**Task goal**
Will you extract the entries word for word? Images should not appear in the copy.

**Extracted information**
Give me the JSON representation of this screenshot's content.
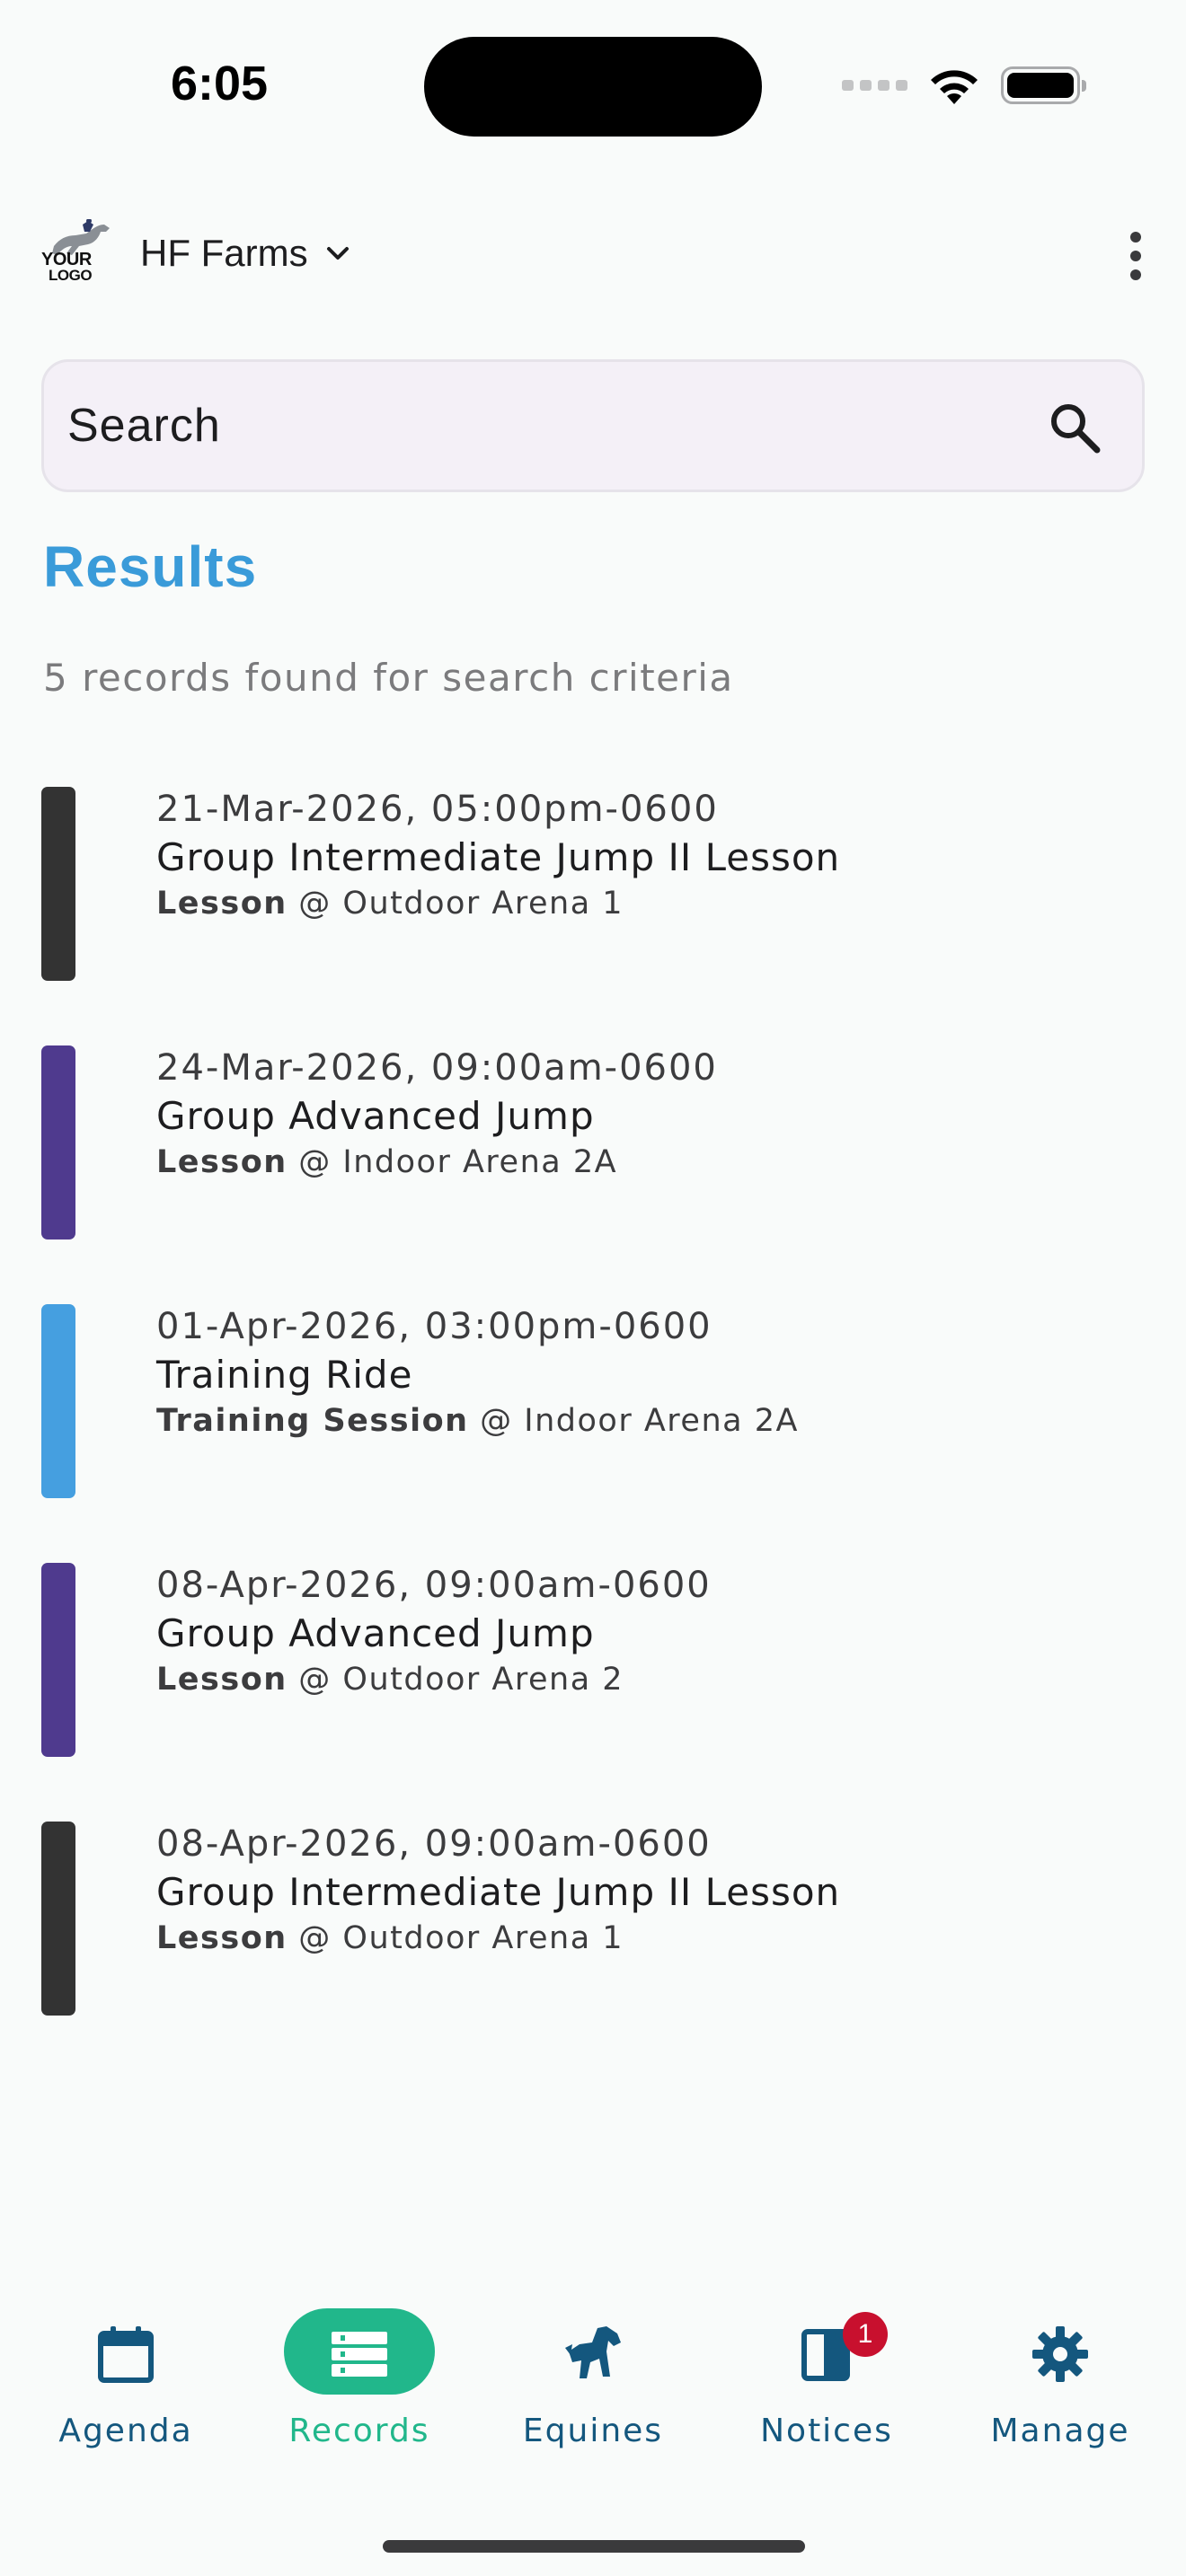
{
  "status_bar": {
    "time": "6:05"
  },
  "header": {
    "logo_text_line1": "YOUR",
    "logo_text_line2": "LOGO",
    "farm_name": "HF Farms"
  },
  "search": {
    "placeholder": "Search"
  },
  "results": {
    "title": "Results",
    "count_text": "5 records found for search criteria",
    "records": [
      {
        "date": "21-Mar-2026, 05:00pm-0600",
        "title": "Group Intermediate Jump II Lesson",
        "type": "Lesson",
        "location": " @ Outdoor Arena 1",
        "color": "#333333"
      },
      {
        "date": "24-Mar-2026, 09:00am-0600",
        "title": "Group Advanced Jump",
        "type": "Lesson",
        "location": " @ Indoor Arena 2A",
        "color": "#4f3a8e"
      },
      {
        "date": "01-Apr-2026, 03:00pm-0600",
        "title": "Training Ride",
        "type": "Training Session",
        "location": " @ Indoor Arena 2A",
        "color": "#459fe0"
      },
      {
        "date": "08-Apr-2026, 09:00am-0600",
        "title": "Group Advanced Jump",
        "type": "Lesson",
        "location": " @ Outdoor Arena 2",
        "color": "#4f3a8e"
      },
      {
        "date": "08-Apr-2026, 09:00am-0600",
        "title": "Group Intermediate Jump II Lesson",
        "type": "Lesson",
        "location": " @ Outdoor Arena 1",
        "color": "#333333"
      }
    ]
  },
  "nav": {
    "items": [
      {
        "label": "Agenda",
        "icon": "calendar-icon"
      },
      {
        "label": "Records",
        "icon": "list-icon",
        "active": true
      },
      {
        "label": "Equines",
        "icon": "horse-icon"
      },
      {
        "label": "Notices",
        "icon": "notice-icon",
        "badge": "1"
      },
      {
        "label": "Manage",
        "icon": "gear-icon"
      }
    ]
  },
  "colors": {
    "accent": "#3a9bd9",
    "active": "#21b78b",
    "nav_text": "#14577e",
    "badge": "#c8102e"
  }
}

**Answer in full**
Give me the JSON representation of this screenshot's content.
{
  "status_bar": {
    "time": "6:05"
  },
  "header": {
    "logo_text_line1": "YOUR",
    "logo_text_line2": "LOGO",
    "farm_name": "HF Farms"
  },
  "search": {
    "placeholder": "Search"
  },
  "results": {
    "title": "Results",
    "count_text": "5 records found for search criteria",
    "records": [
      {
        "date": "21-Mar-2026, 05:00pm-0600",
        "title": "Group Intermediate Jump II Lesson",
        "type": "Lesson",
        "location": " @ Outdoor Arena 1",
        "color": "#333333"
      },
      {
        "date": "24-Mar-2026, 09:00am-0600",
        "title": "Group Advanced Jump",
        "type": "Lesson",
        "location": " @ Indoor Arena 2A",
        "color": "#4f3a8e"
      },
      {
        "date": "01-Apr-2026, 03:00pm-0600",
        "title": "Training Ride",
        "type": "Training Session",
        "location": " @ Indoor Arena 2A",
        "color": "#459fe0"
      },
      {
        "date": "08-Apr-2026, 09:00am-0600",
        "title": "Group Advanced Jump",
        "type": "Lesson",
        "location": " @ Outdoor Arena 2",
        "color": "#4f3a8e"
      },
      {
        "date": "08-Apr-2026, 09:00am-0600",
        "title": "Group Intermediate Jump II Lesson",
        "type": "Lesson",
        "location": " @ Outdoor Arena 1",
        "color": "#333333"
      }
    ]
  },
  "nav": {
    "items": [
      {
        "label": "Agenda",
        "icon": "calendar-icon"
      },
      {
        "label": "Records",
        "icon": "list-icon",
        "active": true
      },
      {
        "label": "Equines",
        "icon": "horse-icon"
      },
      {
        "label": "Notices",
        "icon": "notice-icon",
        "badge": "1"
      },
      {
        "label": "Manage",
        "icon": "gear-icon"
      }
    ]
  },
  "colors": {
    "accent": "#3a9bd9",
    "active": "#21b78b",
    "nav_text": "#14577e",
    "badge": "#c8102e"
  }
}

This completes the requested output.